[Task objective]:
From the entries below, copy out every line with "Sent" in it.

[Input for this task]:
-.-.-
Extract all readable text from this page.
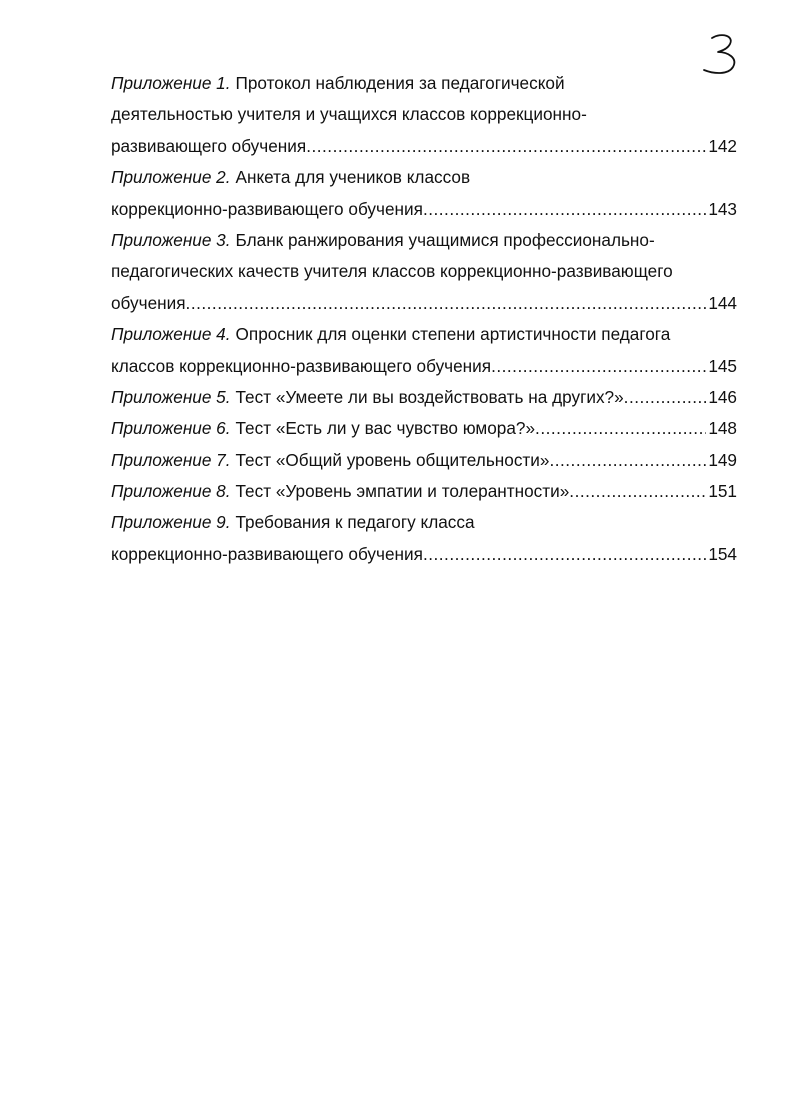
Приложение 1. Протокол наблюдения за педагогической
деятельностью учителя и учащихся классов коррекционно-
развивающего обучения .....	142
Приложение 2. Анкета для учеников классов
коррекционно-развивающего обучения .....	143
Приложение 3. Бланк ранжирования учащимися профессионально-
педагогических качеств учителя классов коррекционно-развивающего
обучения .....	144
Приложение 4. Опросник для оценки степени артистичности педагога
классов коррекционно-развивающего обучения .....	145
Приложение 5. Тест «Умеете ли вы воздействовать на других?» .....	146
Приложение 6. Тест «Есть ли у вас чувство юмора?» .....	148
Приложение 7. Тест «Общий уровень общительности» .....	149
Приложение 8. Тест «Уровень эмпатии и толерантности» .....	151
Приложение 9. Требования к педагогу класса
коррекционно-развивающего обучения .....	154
-.-.-
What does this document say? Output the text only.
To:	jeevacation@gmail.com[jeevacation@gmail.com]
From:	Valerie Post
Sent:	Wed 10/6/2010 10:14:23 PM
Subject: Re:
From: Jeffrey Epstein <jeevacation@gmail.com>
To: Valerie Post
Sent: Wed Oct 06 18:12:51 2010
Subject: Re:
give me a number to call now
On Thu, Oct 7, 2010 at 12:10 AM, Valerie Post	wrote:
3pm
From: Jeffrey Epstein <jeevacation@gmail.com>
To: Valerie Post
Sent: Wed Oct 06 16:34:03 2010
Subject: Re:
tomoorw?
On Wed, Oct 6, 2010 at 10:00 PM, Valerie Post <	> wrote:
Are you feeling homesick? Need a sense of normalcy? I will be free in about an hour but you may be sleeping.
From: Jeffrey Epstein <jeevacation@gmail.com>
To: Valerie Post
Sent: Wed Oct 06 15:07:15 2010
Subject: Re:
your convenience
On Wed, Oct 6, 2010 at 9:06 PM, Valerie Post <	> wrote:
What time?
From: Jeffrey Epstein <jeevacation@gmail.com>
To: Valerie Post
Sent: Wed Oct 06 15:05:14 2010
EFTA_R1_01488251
-.-.-
[Full response]:
Sent:	Wed 10/6/2010 10:14:23 PM
Sent: Wed Oct 06 18:12:51 2010
Sent: Wed Oct 06 16:34:03 2010
Sent: Wed Oct 06 15:07:15 2010
Sent: Wed Oct 06 15:05:14 2010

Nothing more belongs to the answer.